══ Dataset records ══

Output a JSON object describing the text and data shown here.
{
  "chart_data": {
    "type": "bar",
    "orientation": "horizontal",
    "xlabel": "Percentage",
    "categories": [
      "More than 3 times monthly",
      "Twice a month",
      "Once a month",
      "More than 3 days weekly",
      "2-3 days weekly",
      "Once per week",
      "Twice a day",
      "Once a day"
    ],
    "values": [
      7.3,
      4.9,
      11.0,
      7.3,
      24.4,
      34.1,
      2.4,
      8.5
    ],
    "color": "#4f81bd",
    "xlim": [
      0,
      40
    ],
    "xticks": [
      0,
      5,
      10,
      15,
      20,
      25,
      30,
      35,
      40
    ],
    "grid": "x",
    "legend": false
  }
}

═══

Reproduce the records above exactly as they appear.

Output a JSON object describing the text and data shown here.
{
  "chart_data": {
    "type": "bar",
    "orientation": "horizontal",
    "xlabel": "Percentage",
    "categories": [
      "More than 3 times monthly",
      "Twice a month",
      "Once a month",
      "More than 3 days weekly",
      "2-3 days weekly",
      "Once per week",
      "Twice a day",
      "Once a day"
    ],
    "values": [
      7.3,
      4.9,
      11.0,
      7.3,
      24.4,
      34.1,
      2.4,
      8.5
    ],
    "color": "#4f81bd",
    "xlim": [
      0,
      40
    ],
    "xticks": [
      0,
      5,
      10,
      15,
      20,
      25,
      30,
      35,
      40
    ],
    "grid": "x",
    "legend": false
  }
}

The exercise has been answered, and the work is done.